TASK INSTRUCTIONS:
Of all the lines in the material, how many include the word "bentuk"? Give only the number.
-------- EXERCISE INPUT
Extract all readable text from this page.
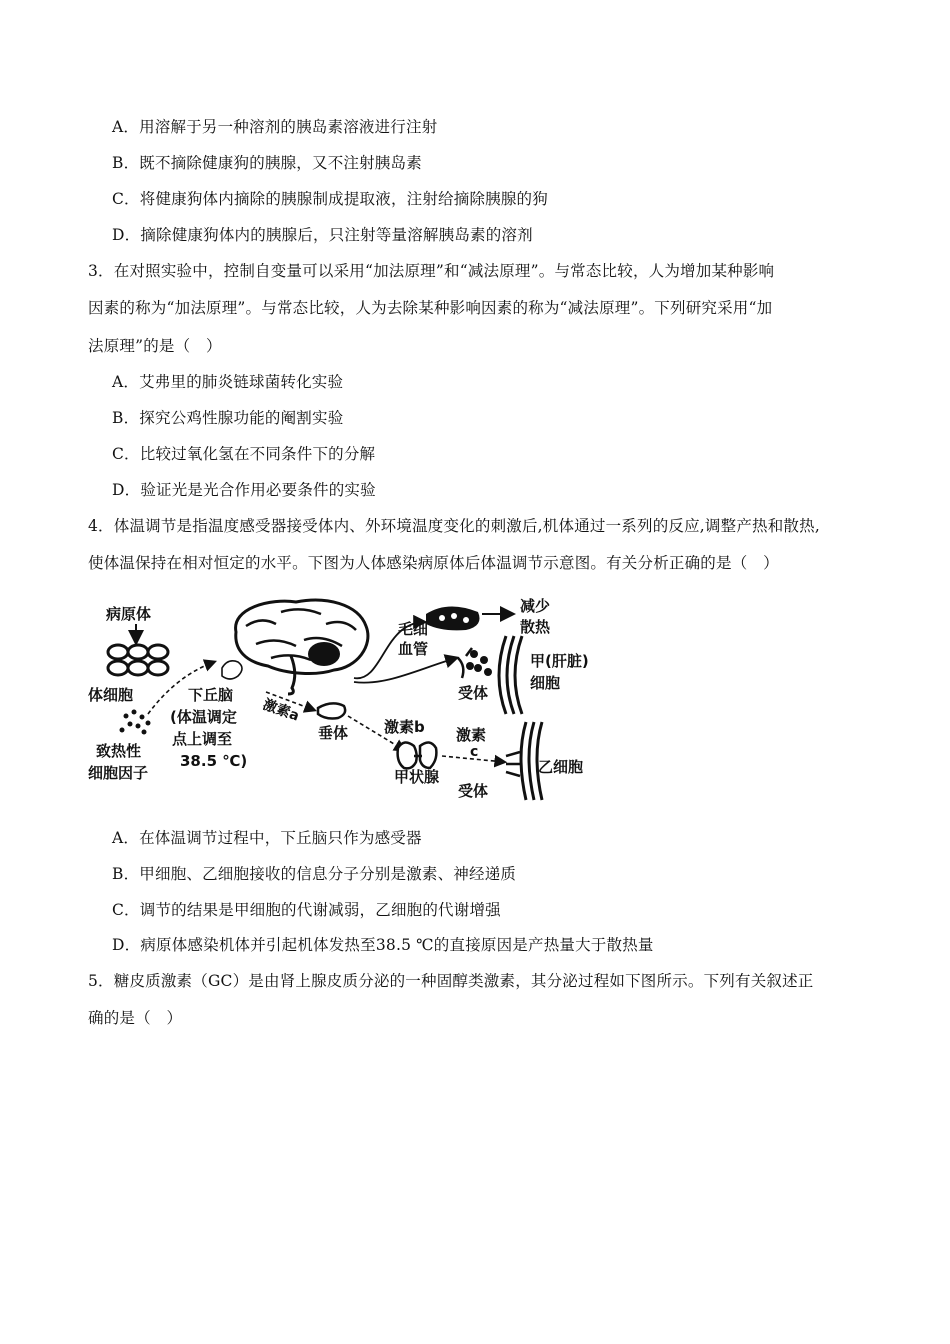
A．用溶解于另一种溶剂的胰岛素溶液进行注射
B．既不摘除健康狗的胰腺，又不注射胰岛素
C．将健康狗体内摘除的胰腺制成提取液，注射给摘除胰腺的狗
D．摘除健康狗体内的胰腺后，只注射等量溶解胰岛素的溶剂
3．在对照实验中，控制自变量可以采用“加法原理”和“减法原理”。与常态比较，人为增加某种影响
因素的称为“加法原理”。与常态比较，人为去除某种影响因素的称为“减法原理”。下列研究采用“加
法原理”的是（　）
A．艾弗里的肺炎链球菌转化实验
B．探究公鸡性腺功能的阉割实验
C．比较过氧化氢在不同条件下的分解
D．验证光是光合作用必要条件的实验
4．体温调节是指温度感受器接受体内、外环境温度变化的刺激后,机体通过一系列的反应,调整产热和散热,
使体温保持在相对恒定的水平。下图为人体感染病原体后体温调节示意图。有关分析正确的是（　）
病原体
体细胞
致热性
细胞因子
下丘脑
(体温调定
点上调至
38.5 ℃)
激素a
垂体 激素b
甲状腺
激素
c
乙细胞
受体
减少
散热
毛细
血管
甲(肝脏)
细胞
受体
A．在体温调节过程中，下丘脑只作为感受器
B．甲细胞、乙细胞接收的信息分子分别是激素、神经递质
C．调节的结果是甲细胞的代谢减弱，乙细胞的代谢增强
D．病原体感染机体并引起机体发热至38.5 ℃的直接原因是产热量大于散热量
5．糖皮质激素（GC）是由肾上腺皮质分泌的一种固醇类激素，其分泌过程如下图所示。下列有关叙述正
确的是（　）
----------------
-------- EXERCISE INPUT
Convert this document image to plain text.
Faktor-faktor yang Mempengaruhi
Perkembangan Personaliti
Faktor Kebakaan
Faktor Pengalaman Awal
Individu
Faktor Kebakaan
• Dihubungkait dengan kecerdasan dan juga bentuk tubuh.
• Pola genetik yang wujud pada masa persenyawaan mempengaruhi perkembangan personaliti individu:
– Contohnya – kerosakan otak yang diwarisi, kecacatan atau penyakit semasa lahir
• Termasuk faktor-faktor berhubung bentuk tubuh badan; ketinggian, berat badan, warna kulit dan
----------------
RESULT FOR THIS EXERCISE:
2